*** Opening of SUPPLIED PASSAGE ***
Sometimes Trying to be a Good Mom Can Lead to Feeling Like a Bad Mom
It was about 4 years into my motherhood journey when I finally gave up the idea that I could do it all, and I have been intentionally working on that mindset ever since.
That is a long time to work towards an unattainable goal and I wish I had more guidance on this topic earlier.
The mental battles I would go through day-to-day were killing me and my lack of reality checking as to what any normal human being can do in a day meant that no matter what I did or where my priorities were, it never felt enough.
In this blog you will find:
- Some of my personal struggles with feeling like a good enough mom
- Encouragement to stop comparing and start looking inwards
- A FREE printable “The Good Mom Project” a journaling exercise for moms struggling to believe it
What’s A “Good Mom?”
Clean, cook, shop, play, organize, plan, be present, practise self-care, read, relax, research…the list goes on.
When I would make a mistake or not live up to my own expectations my inner voice was quick to judge:
“You’re an idiot.”
“You are not cut out for this.”
“You can’t do this.”
“Why do you always do this?”
“You are a bad mom.”
I would never say or even think these things about other moms. But for me? It was easy.
Naturally, I looked to other moms in my life or to social media to see what they were doing.
It started off as a desire to learn, to expand my knowledge on different ways to do things, to get ideas for how to run my household and what kind of parent I wanted to be.
The beauty of community, of relationships and even social media is that we can lean on one another and draw from one another’s perspectives and expertise. But the problem is that we have no context, no understanding of the full picture and therefore no realistic measuring stick to our own circumstances- not that we should be comparing anyway.
My love for my children made me want to learn how to be a good mom to them, but it also led me to making unrealistic comparisons with moms who had vastly different value systems, support systems, circumstances and vastly different children. And that caused me to have unrealistic expectations of nearly everything in my life, particularly my motherhood.
Facing My Own Realities As a Mom
A peek into my circumstances at that time in my life.
My children were 4 and 2.
The youngest had faced many challenges ever since he was an infant and every time I thought things would get easier, they didn’t.
- I was worn down from multiple years of not enough sleep.
- I was parenting two children around the schedule of my partner who worked a continental 12 hour day/night shift pattern.
- I was parenting a toddler who was highly sensitive, struggled with eating, sleeping and was showing signs of a communications disorder. I spent a great deal of time in his therapies and researching how best to support him.
- My in-laws lived in another country, and my own parents were reliant on me for support. I was parenting with little family or support
- I became a part of the sandwich generation but with young children at home.
- I was trying to reparent and heal my traumas from my own childhood in therapy including my perfectionist tendencies and people-pleasing patterns.
- I was overwhelmed and overstimulated nearly all the time and dealing with triggers that came from it.
- I was in the midst of overcoming postpartum depression and unknowingly had ADHD.
- I was working part-time and volunteering nearly full-time.
Some supports & resources:
- I had an active partner who took on many parenting responsibilities with me and who shared in the domestic load at home.
- We had enough money to get by and had access to healthcare.
- I had the time and opportunity to work on myself.
- My four year-old was very independent and always willing to help.
*** Close of SUPPLIED PASSAGE ***
*** Opening of SUPPLIED RECORDS ***
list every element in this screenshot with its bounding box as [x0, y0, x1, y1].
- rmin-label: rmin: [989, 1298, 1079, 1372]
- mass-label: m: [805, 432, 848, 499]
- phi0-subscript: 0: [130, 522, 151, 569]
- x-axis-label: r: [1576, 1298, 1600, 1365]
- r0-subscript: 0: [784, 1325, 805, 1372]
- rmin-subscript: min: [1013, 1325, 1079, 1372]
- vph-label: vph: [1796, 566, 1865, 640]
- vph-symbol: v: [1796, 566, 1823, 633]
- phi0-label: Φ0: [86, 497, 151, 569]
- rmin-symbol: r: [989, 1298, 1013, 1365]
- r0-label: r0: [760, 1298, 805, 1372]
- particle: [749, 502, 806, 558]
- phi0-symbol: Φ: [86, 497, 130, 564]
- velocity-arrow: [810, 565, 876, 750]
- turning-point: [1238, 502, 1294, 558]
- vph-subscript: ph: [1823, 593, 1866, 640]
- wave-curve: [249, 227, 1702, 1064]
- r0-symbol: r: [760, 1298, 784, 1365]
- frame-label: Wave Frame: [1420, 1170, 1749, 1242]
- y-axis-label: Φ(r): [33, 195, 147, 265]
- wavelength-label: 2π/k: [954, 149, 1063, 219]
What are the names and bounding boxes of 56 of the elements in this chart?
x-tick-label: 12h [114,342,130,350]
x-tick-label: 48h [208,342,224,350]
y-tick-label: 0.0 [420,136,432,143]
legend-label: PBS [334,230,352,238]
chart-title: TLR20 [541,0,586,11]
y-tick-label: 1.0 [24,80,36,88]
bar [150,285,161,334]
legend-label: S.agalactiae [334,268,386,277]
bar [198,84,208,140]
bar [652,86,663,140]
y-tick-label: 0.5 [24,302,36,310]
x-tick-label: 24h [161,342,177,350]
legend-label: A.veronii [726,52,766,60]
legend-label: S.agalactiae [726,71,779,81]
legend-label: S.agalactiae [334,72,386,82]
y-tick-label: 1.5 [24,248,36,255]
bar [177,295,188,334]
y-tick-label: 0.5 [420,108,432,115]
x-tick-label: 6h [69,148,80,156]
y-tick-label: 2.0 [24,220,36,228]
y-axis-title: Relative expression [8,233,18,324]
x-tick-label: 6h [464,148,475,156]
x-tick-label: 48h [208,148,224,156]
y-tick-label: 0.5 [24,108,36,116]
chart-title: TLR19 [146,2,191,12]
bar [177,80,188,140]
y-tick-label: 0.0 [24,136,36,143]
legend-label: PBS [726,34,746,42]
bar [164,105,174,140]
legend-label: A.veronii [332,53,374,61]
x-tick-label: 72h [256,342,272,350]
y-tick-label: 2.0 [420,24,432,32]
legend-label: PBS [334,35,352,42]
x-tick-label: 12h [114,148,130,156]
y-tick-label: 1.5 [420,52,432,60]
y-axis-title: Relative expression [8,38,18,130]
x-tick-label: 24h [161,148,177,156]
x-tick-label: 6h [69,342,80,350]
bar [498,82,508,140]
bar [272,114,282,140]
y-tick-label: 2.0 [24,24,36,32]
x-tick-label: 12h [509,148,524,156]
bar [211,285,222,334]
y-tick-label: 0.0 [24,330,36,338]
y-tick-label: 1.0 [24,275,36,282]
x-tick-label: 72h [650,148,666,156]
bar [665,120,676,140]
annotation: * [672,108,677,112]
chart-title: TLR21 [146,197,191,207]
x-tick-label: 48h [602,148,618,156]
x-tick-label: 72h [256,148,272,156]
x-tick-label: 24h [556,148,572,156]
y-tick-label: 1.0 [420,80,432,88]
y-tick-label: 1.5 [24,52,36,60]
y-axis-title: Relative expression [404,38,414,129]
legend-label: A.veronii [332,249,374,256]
*** Close of SUPPLIED RECORDS ***
» **WORK REQUEST 1**
Duplicate the part of the blog post about feeling like a bad mom that opens with the words containing "Some supports &" and closes with "work on myself.".
» **WORK REQUEST 2**
Pick up the blog post about trying to be a good mom after its last line and keep writing it.

» **WRITTEN RESPONSE 1**
Some supports & resources:
- I had an active partner who took on many parenting responsibilities with me and who shared in the domestic load at home.
- We had enough money to get by and had access to healthcare.
- I had the time and opportunity to work on myself.

» **WRITTEN RESPONSE 2**
- I has good friends to support me
- I was actively trying to maintain my mental health and seeking growth.
The combination of the kids I was parenting, the struggles I was facing and the values I was not acknowledging made me feel like no matter what I did or how hard I tried, I couldn’t measure up. I never felt good about who I was or what I did when I laid my head down at the end of the day.
Something had to change.
Knowing You Are Good Mom Comes from Looking Inward Instead of Comparing Outward
When I dug deep and did the work to look inwards I realized that I instinctively trusted other people’s priorities, knowledge and values, more than my own. I assumed others knew better than I did. But they didn’t have the same challenges OR privileges. They also didn’t have the same values. I finally realized that’s okay. I had to trust myself and my own awareness of my life.
For example: my best friend had an immaculately clean house all the time. And for years I shamed myself for not being able to keep up. When I finally accepted that I just didn’t care that deeply about the baseboards or the fashion in which towels are folded. I saved myself an incredible amount of time AND heartache.
I eventually saw that other moms weren’t parenting my kids. They didn’t have my trauma. They didn’t have my husband. They had different types of support and knowledge. They had different amounts of time to do things. They had different challenges.
Most importantly, they prioritized and valued different things. Not better things, different things.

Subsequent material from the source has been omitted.